Direction
Below are the records; locate each line with the word "xuất" and copy it.

Record list

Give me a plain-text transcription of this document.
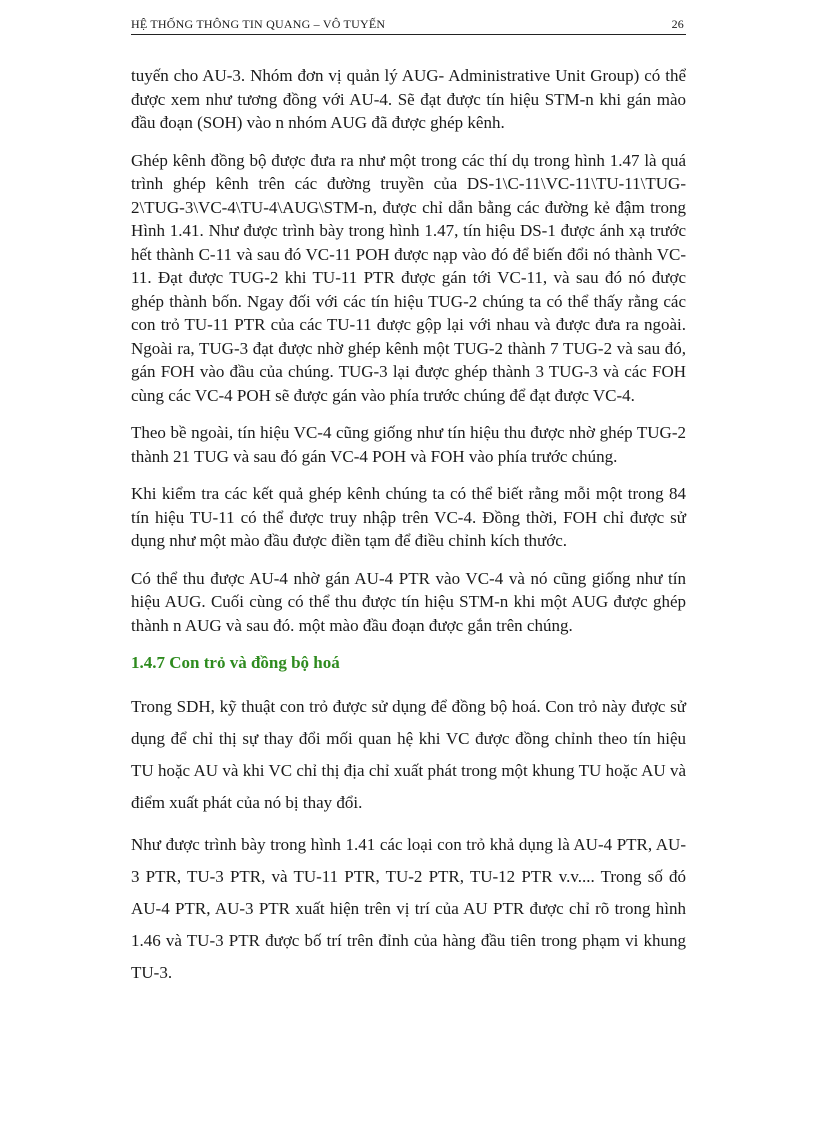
HỆ THỐNG THÔNG TIN QUANG – VÔ TUYẾN	26

tuyến cho AU-3. Nhóm đơn vị quản lý AUG- Administrative Unit Group) có thể được xem như tương đồng với AU-4. Sẽ đạt được tín hiệu STM-n khi gán mào đầu đoạn (SOH) vào n nhóm AUG đã được ghép kênh.

Ghép kênh đồng bộ được đưa ra như một trong các thí dụ trong hình 1.47 là quá trình ghép kênh trên các đường truyền của DS-1\C-11\VC-11\TU-11\TUG-2\TUG-3\VC-4\TU-4\AUG\STM-n, được chỉ dẫn bằng các đường kẻ đậm trong Hình 1.41. Như được trình bày trong hình 1.47, tín hiệu DS-1 được ánh xạ trước hết thành C-11 và sau đó VC-11 POH được nạp vào đó để biến đổi nó thành VC-11. Đạt được TUG-2 khi TU-11 PTR được gán tới VC-11, và sau đó nó được ghép thành bốn. Ngay đối với các tín hiệu TUG-2 chúng ta có thể thấy rằng các con trỏ TU-11 PTR của các TU-11 được gộp lại với nhau và được đưa ra ngoài. Ngoài ra, TUG-3 đạt được nhờ ghép kênh một TUG-2 thành 7 TUG-2 và sau đó, gán FOH vào đầu của chúng. TUG-3 lại được ghép thành 3 TUG-3 và các FOH cùng các VC-4 POH sẽ được gán vào phía trước chúng để đạt được VC-4.

Theo bề ngoài, tín hiệu VC-4 cũng giống như tín hiệu thu được nhờ ghép TUG-2 thành 21 TUG và sau đó gán VC-4 POH và FOH vào phía trước chúng.

Khi kiểm tra các kết quả ghép kênh chúng ta có thể biết rằng mỗi một trong 84 tín hiệu TU-11 có thể được truy nhập trên VC-4. Đồng thời, FOH chỉ được sử dụng như một mào đầu được điền tạm để điều chỉnh kích thước.

Có thể thu được AU-4 nhờ gán AU-4 PTR vào VC-4 và nó cũng giống như tín hiệu AUG. Cuối cùng có thể thu được tín hiệu STM-n khi một AUG được ghép thành n AUG và sau đó. một mào đầu đoạn được gắn trên chúng.

1.4.7 Con trỏ và đồng bộ hoá

Trong SDH, kỹ thuật con trỏ được sử dụng để đồng bộ hoá. Con trỏ này được sử dụng để chỉ thị sự thay đổi mối quan hệ khi VC được đồng chỉnh theo tín hiệu TU hoặc AU và khi VC chỉ thị địa chỉ xuất phát trong một khung TU hoặc AU và điểm xuất phát của nó bị thay đổi.

Như được trình bày trong hình 1.41 các loại con trỏ khả dụng là AU-4 PTR, AU-3 PTR, TU-3 PTR, và TU-11 PTR, TU-2 PTR, TU-12 PTR v.v.... Trong số đó AU-4 PTR, AU-3 PTR xuất hiện trên vị trí của AU PTR được chỉ rõ trong hình 1.46 và TU-3 PTR được bố trí trên đỉnh của hàng đầu tiên trong phạm vi khung TU-3.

Answer for the task
Trong SDH, kỹ thuật con trỏ được sử dụng để đồng bộ hoá. Con trỏ này được sử dụng để chỉ thị sự thay đổi mối quan hệ khi VC được đồng chỉnh theo tín hiệu TU hoặc AU và khi VC chỉ thị địa chỉ xuất phát trong một khung TU hoặc AU và điểm xuất phát của nó bị thay đổi.
Như được trình bày trong hình 1.41 các loại con trỏ khả dụng là AU-4 PTR, AU-3 PTR, TU-3 PTR, và TU-11 PTR, TU-2 PTR, TU-12 PTR v.v.... Trong số đó AU-4 PTR, AU-3 PTR xuất hiện trên vị trí của AU PTR được chỉ rõ trong hình 1.46 và TU-3 PTR được bố trí trên đỉnh của hàng đầu tiên trong phạm vi khung TU-3.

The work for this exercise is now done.